*PROBLEM DETAILS*. Give back exactly the lines starting at the one with "What data populates" and ending at the last line of the data below. Pictures are not part of the copy.

*INPUT ROWS*.

---

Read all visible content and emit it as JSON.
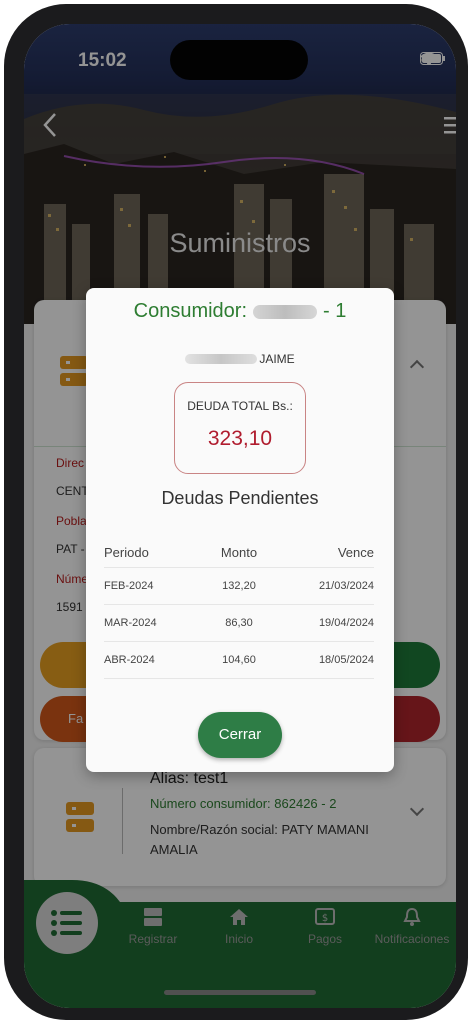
{
  "status": {
    "time": "15:02"
  },
  "header": {
    "title": "Suministros"
  },
  "background_card1": {
    "label1": "Direc",
    "value1": "CENT",
    "label2": "Pobla",
    "value2": "PAT -",
    "label3": "Núme",
    "value3": "1591",
    "button_partial": "Fa"
  },
  "background_card2": {
    "alias": "Alias: test1",
    "consumer_number": "Número consumidor: 862426 - 2",
    "name_line1": "Nombre/Razón social: PATY MAMANI",
    "name_line2": "AMALIA"
  },
  "modal": {
    "title_prefix": "Consumidor:",
    "title_suffix": "- 1",
    "name_suffix": "JAIME",
    "debt_label": "DEUDA TOTAL Bs.:",
    "debt_value": "323,10",
    "subtitle": "Deudas Pendientes",
    "columns": [
      "Periodo",
      "Monto",
      "Vence"
    ],
    "rows": [
      [
        "FEB-2024",
        "132,20",
        "21/03/2024"
      ],
      [
        "MAR-2024",
        "86,30",
        "19/04/2024"
      ],
      [
        "ABR-2024",
        "104,60",
        "18/05/2024"
      ]
    ],
    "close_label": "Cerrar"
  },
  "nav": {
    "items": [
      {
        "label": "Registrar",
        "icon": "server-icon"
      },
      {
        "label": "Inicio",
        "icon": "home-icon"
      },
      {
        "label": "Pagos",
        "icon": "payment-icon"
      },
      {
        "label": "Notificaciones",
        "icon": "bell-icon"
      }
    ],
    "fab_icon": "list-icon"
  },
  "colors": {
    "primary_green": "#2e7d32",
    "nav_green": "#1f6b34",
    "debt_red": "#b01c2e",
    "accent_orange": "#e59a22"
  }
}
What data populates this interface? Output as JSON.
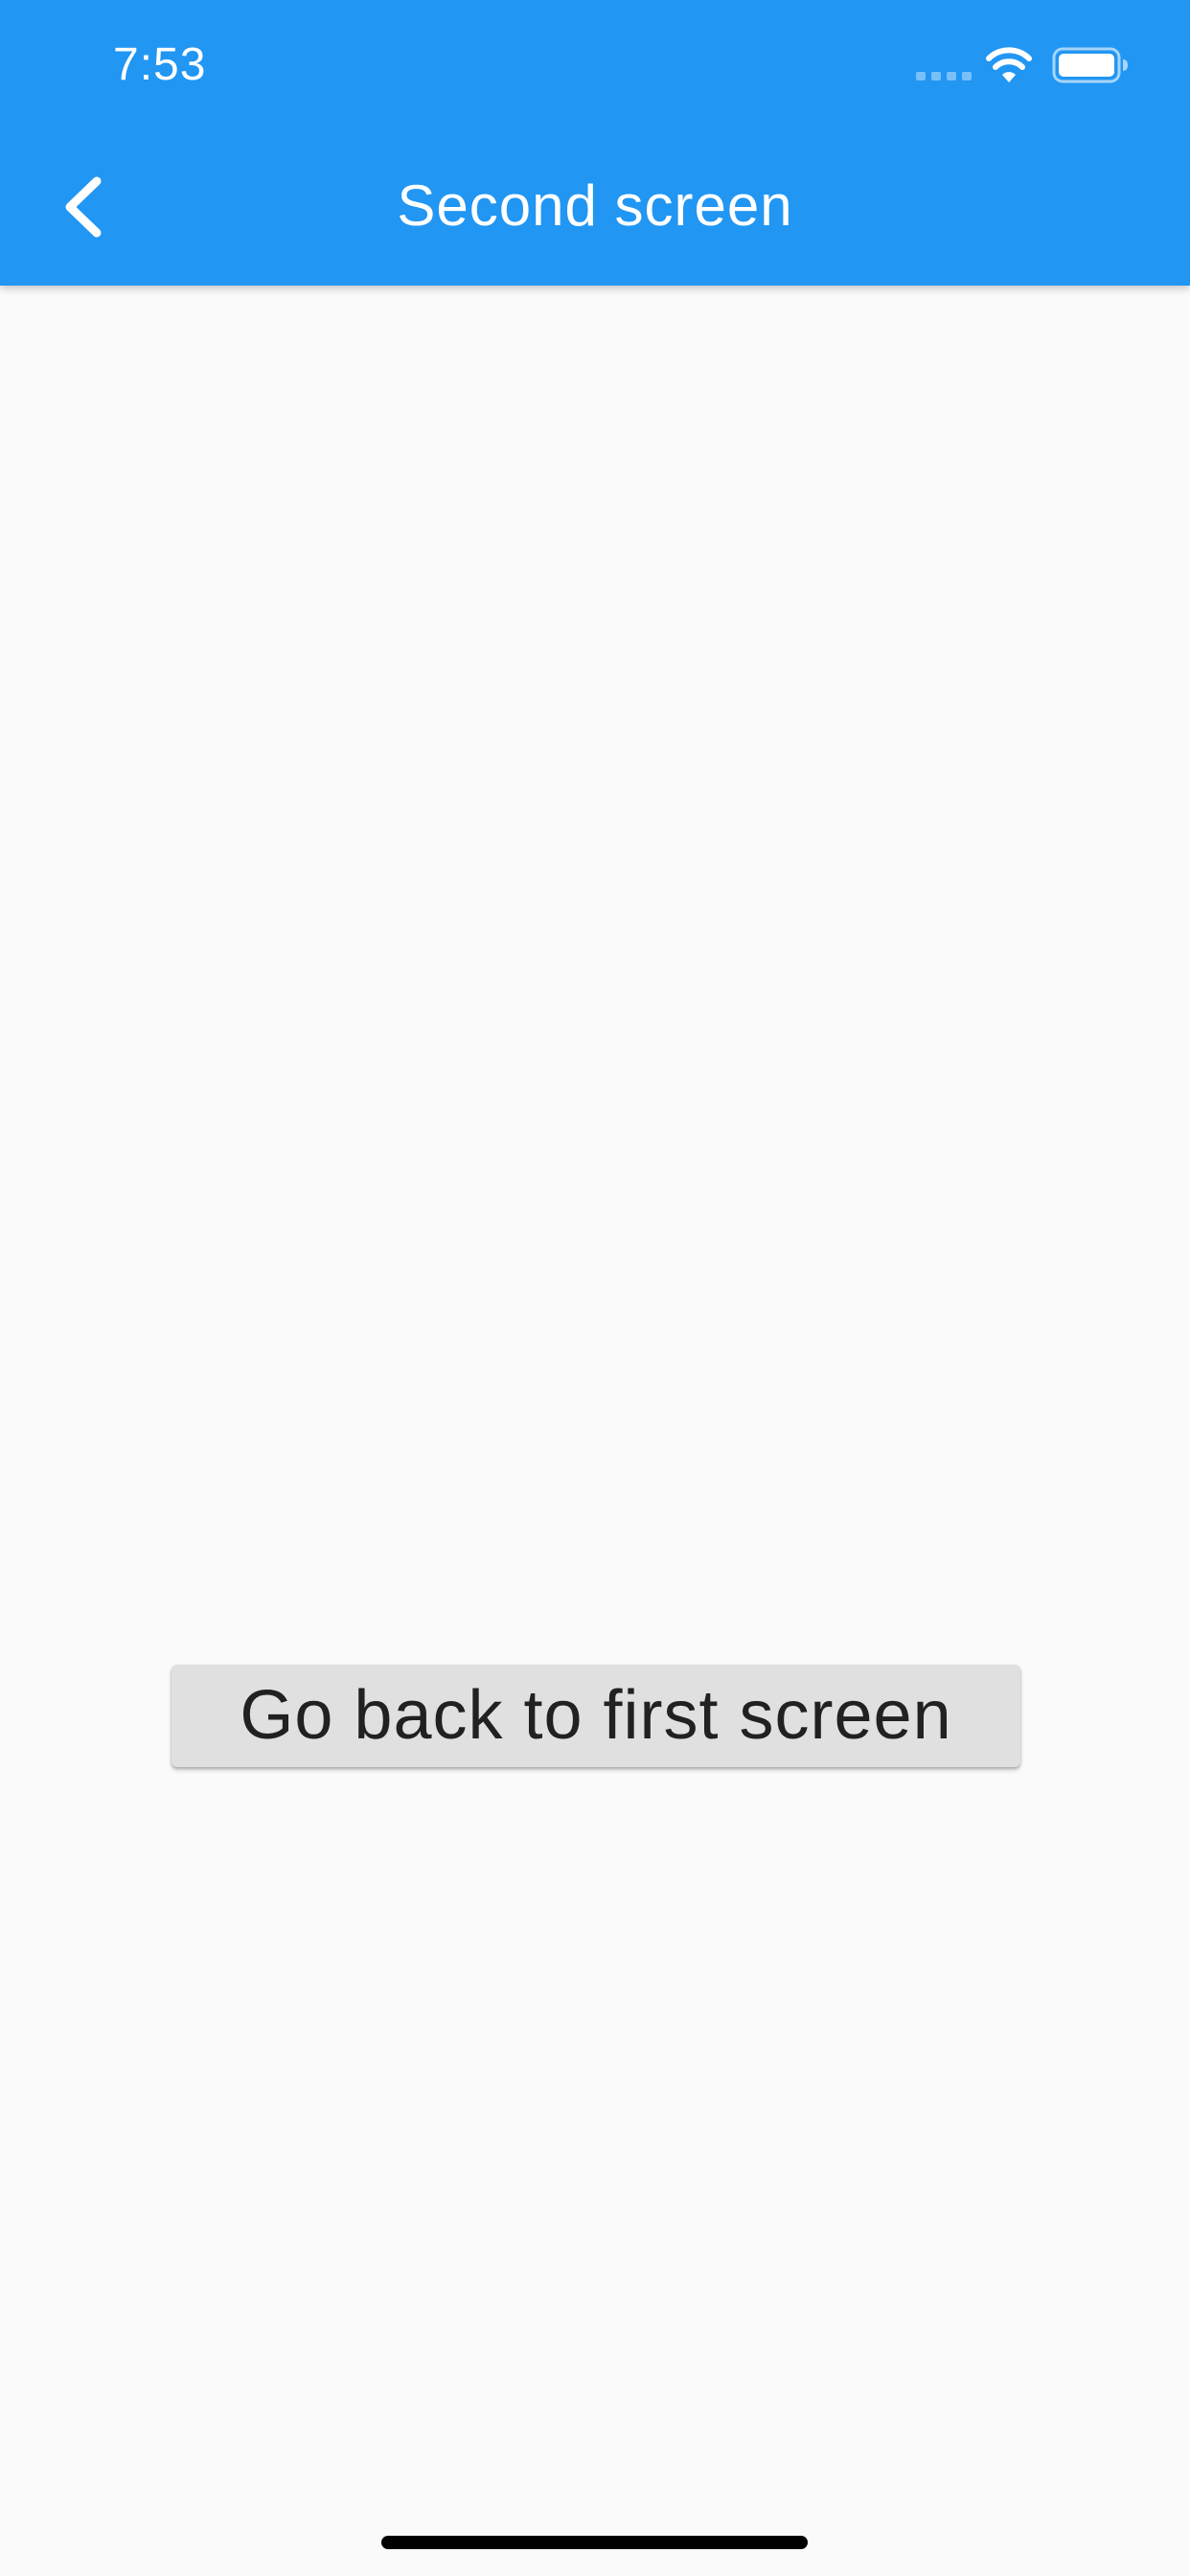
{
  "status_bar": {
    "time": "7:53",
    "icons": [
      "cellular-signal-icon",
      "wifi-icon",
      "battery-icon"
    ]
  },
  "app_bar": {
    "title": "Second screen",
    "back_icon": "chevron-left-icon",
    "background_color": "#2196f3",
    "foreground_color": "#ffffff"
  },
  "main": {
    "button_label": "Go back to first screen",
    "button_background": "#e0e0e0",
    "background_color": "#fafafa"
  }
}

---

*RESPONSE TO THE TASK*.
What data populates this interface? Output as JSON.
{
  "status_bar": {
    "time": "7:53",
    "icons": [
      "cellular-signal-icon",
      "wifi-icon",
      "battery-icon"
    ]
  },
  "app_bar": {
    "title": "Second screen",
    "back_icon": "chevron-left-icon",
    "background_color": "#2196f3",
    "foreground_color": "#ffffff"
  },
  "main": {
    "button_label": "Go back to first screen",
    "button_background": "#e0e0e0",
    "background_color": "#fafafa"
  }
}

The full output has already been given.